▶ SUPPLIED PASSAGE:
Content starts

Seven Simple Success Secrets: A Step by Step Guide to Getting Whatever You Want in Record Time!
by
Fred Gleeck
Smashwords Edition
* * * * *
Published by Fred Gleeck at Smashwords
Find out more about the author by visiting: FredGleeck.com
Seven
Simple Success Secrets: A Step by Step Guide to Getting Whatever
You
Want in Record Time!
© 2012 Fred Gleeck
Table of Contents
Introduction
Your Past is Your PAST
Figuring Out Your TRUE Passion
Getting Control of Your Emotions
Family/Friend Issues
Staying In Shape
Being Grateful for Everything You Have
Don’t Give Up! Ever!
Conclusion
There are a lot of books on the subject of success. This one is mine. How is it different? It's MY perspective on the topic. And, my hope is that it will strike a cord in YOU. It's my specific take on how to help YOU succeed at anything. Faster!
When you use the word SUCCESS, the first thing you NEED to do is define the term. There are as many definitions of success as there are people trying to achieve it.
Mine is this: Getting what YOU want out of YOUR life. There are many definitions out there. NONE are as important as YOURS. No on else can tell you what success means for you.
The problem is you may not know what success means to you at this point. You've been told by a variety of sources what you SHOULD think or feel.
Most often your parents, but possibly by others as well.
Those suggestions may not have been helpful. The only thing that matters is what YOU want.
Starting from that point, let me give you seven things I think will help you to succeed in getting what YOU want out of life. Let's begin.
1. Letting Go: Your Past is Your PAST
For many years I worked for a seminar company called CareerTrack. One of the programs I taught was based on the work of Dr. Albert Ellis. If you haven't heard the name, he's the "father" of a school of Psychology called Rational Emotive Behavior Therapy. R.E.B.T. for short.
In the early 1990s I became a big fan of Dr. Ellis and his work. He had an institute in New York City where I lived at the time. After discovering his work, I also discovered that he did weekly workshops every Friday night. After going to the first one, I was hooked.

Content ends

▶ WHAT YOU WILL DO:
- 1) According to the success guide, what was the name of the seminar company the author worked for over many years?
- 2) Write a continuation of the success guide, starting right after its last sentence.

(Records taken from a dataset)
Content starts

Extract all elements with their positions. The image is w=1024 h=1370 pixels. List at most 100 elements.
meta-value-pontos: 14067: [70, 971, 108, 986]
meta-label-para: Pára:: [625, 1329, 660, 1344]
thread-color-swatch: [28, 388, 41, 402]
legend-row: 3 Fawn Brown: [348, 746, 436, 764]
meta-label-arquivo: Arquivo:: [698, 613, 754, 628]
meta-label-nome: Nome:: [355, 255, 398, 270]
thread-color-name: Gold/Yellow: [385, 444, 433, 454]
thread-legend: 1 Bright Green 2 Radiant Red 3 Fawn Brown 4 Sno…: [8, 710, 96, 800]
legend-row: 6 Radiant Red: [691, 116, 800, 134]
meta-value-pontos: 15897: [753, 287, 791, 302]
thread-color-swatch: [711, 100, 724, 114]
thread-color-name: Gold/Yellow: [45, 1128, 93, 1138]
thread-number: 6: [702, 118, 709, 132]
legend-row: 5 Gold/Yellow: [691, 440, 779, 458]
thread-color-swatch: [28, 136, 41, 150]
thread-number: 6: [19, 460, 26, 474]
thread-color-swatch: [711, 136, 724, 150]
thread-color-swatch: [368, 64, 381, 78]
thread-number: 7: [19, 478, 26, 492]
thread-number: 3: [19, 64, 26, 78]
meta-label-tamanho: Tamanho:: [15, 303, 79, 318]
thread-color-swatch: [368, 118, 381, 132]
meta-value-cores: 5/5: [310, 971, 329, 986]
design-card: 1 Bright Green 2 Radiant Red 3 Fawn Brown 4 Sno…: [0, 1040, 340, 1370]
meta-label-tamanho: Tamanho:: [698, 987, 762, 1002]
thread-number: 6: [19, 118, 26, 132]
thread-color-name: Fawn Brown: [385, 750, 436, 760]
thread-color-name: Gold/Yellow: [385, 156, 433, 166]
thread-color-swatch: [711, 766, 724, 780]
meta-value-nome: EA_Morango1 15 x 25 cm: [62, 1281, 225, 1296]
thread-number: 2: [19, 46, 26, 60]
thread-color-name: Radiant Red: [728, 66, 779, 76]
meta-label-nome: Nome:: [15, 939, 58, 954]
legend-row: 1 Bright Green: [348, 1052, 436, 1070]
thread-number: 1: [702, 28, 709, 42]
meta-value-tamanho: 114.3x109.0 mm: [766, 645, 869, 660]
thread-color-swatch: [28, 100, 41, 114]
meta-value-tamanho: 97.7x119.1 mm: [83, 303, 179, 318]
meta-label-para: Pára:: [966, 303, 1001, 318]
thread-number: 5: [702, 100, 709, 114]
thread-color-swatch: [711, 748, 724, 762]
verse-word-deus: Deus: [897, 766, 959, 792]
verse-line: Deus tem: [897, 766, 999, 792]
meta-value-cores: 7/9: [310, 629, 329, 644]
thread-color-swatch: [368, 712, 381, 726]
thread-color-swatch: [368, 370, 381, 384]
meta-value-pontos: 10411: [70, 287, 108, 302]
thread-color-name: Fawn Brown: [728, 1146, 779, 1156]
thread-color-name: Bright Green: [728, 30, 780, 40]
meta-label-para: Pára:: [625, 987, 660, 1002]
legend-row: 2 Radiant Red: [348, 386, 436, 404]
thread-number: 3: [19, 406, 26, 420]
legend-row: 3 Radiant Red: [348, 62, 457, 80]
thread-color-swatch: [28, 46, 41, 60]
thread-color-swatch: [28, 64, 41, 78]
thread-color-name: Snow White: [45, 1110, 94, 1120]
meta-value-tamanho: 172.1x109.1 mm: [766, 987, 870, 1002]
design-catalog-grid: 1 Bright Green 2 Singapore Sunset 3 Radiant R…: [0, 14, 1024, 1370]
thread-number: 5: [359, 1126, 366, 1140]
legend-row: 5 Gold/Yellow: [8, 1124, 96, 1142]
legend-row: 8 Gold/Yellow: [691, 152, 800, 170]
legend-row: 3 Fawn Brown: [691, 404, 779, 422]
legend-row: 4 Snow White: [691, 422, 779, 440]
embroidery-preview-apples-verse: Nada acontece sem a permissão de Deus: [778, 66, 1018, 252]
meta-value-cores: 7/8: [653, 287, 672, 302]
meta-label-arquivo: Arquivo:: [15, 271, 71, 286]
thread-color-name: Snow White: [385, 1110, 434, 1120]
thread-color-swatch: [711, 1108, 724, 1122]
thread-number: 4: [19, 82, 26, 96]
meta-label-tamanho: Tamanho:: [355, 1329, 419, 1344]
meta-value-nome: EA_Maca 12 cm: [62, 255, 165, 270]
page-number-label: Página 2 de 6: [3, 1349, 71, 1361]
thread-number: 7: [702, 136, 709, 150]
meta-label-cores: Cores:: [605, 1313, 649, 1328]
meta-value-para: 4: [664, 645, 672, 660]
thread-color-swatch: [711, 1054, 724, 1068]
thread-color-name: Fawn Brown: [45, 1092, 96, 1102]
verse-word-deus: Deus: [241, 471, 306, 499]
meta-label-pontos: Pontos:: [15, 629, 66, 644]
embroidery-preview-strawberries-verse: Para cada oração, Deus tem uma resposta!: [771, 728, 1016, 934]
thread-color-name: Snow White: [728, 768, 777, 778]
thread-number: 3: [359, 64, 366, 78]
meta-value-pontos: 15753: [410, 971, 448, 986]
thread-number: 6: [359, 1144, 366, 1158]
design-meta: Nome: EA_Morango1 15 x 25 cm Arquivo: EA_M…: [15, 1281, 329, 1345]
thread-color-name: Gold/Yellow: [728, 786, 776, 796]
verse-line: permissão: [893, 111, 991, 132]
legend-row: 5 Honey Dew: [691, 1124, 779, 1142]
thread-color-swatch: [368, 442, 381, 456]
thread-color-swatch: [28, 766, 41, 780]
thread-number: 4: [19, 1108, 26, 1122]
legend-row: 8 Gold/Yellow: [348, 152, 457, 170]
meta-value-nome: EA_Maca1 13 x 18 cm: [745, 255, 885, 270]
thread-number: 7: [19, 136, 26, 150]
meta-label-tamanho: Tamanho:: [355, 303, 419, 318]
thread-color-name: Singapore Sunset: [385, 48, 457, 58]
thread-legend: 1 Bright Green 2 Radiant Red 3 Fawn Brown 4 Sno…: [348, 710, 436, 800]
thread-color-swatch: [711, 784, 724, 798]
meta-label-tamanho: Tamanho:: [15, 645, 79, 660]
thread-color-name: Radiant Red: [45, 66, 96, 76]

Content ends

▶ ACTIVITY ANSWERS:
- 1) CareerTrack.

- 2)
This is the same Friday night workshop that the well known author Wayne Dyer sat in on (regularly) years earlier.
At one of my seminars I was doing one day in Iowa, a lady approached me at the lunch break. She related to me a harrowing story about how she had been molested as a child. Like all stories similar to this one, it was painful to hear. It was also clear that those events were still affecting her many years later as an adult.
After she finished I asked her if she was aware of what Oprah Winfrey had gone through as a child. According to her own accounts, Oprah had to endure similar horrendous treatment by a family member when she was growing up.
I was hoping to use Oprah as an example of someone who had been through a similar situation and had been able to overcome it. The lady in my seminar listened but wasn't convinced. She told me "You don't understand . . . MY situation is different."
After she again finished telling me how she would NEVER be able to recover, I said this:
Here's how I see it. Picture your sexual abuse as a large boulder that you are carrying around in your arms. It's pretty big and heavy so you need both arms to carry it. And it weighs a LOT. It's painful and emotional to be reminded of it every day as you carry it around.